» STATED PROBLEM
From the first line through the line containing "back-arrow-icon [8, 48, 32, 72]", reproduce the lines with "pencil-icon" replaced by "edit-icon" and everything else unchanged.

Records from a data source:
**********
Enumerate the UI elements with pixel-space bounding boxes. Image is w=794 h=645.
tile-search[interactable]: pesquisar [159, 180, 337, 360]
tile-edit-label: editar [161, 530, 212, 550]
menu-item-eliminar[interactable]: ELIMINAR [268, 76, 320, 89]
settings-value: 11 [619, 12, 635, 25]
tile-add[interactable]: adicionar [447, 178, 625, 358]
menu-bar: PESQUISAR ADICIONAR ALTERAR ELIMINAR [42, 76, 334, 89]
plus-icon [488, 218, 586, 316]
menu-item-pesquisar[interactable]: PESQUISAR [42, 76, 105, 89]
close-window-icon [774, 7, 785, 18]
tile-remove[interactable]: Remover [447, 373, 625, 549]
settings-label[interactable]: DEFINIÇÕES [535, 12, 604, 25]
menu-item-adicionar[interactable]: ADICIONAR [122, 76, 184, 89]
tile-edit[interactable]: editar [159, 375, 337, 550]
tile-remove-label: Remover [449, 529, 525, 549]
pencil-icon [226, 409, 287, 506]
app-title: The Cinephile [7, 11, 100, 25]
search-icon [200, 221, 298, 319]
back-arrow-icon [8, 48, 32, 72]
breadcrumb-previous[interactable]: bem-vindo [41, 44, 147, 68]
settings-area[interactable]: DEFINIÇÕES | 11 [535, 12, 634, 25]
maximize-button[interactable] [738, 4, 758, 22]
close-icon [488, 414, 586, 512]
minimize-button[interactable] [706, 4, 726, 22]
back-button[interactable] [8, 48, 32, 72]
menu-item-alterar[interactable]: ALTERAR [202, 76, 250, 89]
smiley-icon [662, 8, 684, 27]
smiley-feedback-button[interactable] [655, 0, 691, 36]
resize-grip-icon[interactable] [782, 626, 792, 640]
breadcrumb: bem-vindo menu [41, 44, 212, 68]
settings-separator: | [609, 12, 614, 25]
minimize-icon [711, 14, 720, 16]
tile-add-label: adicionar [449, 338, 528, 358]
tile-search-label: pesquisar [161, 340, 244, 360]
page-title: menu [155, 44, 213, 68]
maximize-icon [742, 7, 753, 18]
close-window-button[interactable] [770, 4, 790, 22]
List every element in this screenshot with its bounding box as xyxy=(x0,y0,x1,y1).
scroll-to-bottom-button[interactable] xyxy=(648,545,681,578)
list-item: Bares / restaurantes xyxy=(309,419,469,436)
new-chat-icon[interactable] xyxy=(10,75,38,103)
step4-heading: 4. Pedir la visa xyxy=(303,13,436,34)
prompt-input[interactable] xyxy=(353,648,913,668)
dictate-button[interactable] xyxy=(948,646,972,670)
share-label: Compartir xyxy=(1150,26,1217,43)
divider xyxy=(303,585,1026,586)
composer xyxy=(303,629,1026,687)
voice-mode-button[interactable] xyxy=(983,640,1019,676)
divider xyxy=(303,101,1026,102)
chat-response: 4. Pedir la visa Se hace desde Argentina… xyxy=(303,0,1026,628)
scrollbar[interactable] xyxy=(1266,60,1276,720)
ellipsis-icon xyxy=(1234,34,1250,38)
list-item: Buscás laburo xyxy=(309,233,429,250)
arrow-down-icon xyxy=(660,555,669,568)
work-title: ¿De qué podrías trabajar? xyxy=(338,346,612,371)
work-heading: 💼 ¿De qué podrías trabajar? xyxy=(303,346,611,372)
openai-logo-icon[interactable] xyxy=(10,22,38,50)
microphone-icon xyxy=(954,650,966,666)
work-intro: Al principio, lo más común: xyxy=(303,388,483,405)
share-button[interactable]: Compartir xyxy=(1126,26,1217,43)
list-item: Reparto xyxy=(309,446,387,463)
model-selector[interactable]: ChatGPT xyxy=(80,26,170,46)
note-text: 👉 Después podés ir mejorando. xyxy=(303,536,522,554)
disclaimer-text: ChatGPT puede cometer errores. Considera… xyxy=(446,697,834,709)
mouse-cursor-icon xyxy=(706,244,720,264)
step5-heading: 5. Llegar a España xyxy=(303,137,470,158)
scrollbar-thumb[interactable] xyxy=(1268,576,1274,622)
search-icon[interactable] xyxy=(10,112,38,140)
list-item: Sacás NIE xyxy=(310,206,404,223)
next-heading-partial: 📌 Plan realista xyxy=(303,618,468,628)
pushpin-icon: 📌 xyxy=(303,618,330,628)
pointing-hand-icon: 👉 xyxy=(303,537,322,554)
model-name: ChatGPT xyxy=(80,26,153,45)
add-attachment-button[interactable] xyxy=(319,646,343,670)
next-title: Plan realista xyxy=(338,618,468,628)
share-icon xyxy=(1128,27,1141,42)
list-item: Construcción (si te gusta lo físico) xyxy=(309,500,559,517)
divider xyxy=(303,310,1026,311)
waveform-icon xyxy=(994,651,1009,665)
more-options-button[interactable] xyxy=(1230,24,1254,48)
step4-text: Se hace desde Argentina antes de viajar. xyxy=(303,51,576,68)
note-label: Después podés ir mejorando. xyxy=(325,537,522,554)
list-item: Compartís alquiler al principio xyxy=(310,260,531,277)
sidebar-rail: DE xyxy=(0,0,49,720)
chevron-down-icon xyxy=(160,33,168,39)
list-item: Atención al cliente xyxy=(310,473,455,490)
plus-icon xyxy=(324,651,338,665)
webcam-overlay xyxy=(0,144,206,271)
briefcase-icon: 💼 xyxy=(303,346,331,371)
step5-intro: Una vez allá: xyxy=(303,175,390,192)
**********
» EXPECTED ANSWER
Enumerate the UI elements with pixel-space bounding boxes. Image is w=794 h=645.
tile-search[interactable]: pesquisar [159, 180, 337, 360]
tile-edit-label: editar [161, 530, 212, 550]
menu-item-eliminar[interactable]: ELIMINAR [268, 76, 320, 89]
settings-value: 11 [619, 12, 635, 25]
tile-add[interactable]: adicionar [447, 178, 625, 358]
menu-bar: PESQUISAR ADICIONAR ALTERAR ELIMINAR [42, 76, 334, 89]
plus-icon [488, 218, 586, 316]
menu-item-pesquisar[interactable]: PESQUISAR [42, 76, 105, 89]
close-window-icon [774, 7, 785, 18]
tile-remove[interactable]: Remover [447, 373, 625, 549]
settings-label[interactable]: DEFINIÇÕES [535, 12, 604, 25]
menu-item-adicionar[interactable]: ADICIONAR [122, 76, 184, 89]
tile-edit[interactable]: editar [159, 375, 337, 550]
tile-remove-label: Remover [449, 529, 525, 549]
edit-icon [226, 409, 287, 506]
app-title: The Cinephile [7, 11, 100, 25]
search-icon [200, 221, 298, 319]
back-arrow-icon [8, 48, 32, 72]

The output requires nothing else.